## Exercise goal
Only the lines from the one containing "Extract all readable text from this page." through the final line of the material below should be output, exactly as they stand.

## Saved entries
****************************************

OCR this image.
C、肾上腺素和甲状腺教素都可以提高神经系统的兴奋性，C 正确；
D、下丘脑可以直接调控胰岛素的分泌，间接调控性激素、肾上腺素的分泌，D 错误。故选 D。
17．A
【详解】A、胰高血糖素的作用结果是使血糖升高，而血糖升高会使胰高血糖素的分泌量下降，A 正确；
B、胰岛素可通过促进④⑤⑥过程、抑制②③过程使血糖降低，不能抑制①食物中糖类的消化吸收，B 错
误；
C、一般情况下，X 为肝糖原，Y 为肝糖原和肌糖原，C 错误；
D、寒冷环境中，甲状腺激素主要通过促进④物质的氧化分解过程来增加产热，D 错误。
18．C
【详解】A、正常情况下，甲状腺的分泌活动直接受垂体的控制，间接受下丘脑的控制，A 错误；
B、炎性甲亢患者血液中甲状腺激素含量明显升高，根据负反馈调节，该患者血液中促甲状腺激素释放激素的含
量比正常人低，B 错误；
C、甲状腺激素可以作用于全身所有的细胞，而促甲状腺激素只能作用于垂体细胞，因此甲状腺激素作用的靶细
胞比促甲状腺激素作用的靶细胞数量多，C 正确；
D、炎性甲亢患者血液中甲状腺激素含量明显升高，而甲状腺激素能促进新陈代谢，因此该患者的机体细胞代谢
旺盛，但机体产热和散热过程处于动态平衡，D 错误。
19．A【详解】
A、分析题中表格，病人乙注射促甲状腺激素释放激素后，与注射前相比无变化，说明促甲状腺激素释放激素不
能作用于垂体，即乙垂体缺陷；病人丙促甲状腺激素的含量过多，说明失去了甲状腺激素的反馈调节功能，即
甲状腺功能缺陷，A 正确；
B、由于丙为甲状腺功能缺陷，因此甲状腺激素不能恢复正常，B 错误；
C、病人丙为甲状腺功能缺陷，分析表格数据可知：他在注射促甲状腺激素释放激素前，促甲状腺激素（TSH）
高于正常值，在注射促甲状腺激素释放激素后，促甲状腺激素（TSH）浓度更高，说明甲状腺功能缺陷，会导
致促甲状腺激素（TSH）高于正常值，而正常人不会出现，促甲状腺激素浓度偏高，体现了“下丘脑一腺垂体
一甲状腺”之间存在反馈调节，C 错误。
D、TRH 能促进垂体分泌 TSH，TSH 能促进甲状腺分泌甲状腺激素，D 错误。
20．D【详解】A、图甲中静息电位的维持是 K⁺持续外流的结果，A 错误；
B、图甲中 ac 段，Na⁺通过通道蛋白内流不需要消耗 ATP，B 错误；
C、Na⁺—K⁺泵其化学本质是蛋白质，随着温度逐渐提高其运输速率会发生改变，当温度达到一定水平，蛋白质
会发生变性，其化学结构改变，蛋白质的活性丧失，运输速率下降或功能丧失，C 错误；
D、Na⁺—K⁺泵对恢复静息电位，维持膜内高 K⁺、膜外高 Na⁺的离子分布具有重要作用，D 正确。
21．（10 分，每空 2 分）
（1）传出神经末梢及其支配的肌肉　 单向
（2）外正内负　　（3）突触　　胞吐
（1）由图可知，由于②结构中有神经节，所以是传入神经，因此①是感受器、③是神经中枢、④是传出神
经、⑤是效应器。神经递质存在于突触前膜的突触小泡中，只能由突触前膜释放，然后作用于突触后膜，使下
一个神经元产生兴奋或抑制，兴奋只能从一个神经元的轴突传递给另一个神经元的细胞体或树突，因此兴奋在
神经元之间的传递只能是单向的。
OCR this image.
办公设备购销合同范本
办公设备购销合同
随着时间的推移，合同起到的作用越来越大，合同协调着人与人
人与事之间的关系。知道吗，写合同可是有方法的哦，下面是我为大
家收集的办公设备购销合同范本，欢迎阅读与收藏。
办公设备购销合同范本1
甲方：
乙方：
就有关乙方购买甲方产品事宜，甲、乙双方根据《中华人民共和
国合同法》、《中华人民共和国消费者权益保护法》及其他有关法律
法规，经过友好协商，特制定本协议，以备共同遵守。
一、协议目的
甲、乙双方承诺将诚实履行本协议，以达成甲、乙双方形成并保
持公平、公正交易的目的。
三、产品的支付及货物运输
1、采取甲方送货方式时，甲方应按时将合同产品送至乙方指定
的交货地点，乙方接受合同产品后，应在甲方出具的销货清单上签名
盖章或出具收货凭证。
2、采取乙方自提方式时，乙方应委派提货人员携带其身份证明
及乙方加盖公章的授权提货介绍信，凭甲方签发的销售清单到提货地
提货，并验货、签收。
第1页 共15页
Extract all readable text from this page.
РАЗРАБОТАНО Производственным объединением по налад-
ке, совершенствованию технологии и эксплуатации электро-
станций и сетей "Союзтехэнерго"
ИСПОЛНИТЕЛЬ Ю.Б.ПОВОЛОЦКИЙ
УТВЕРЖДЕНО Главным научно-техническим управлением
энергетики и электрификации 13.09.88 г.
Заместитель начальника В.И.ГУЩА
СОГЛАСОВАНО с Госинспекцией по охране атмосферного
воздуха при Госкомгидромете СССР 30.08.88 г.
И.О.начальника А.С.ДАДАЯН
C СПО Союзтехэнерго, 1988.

****************************************

## Exercise result
Extract all readable text from this page.
РАЗРАБОТАНО Производственным объединением по налад-
ке, совершенствованию технологии и эксплуатации электро-
станций и сетей "Союзтехэнерго"
ИСПОЛНИТЕЛЬ Ю.Б.ПОВОЛОЦКИЙ
УТВЕРЖДЕНО Главным научно-техническим управлением
энергетики и электрификации 13.09.88 г.
Заместитель начальника В.И.ГУЩА
СОГЛАСОВАНО с Госинспекцией по охране атмосферного
воздуха при Госкомгидромете СССР 30.08.88 г.
И.О.начальника А.С.ДАДАЯН
C СПО Союзтехэнерго, 1988.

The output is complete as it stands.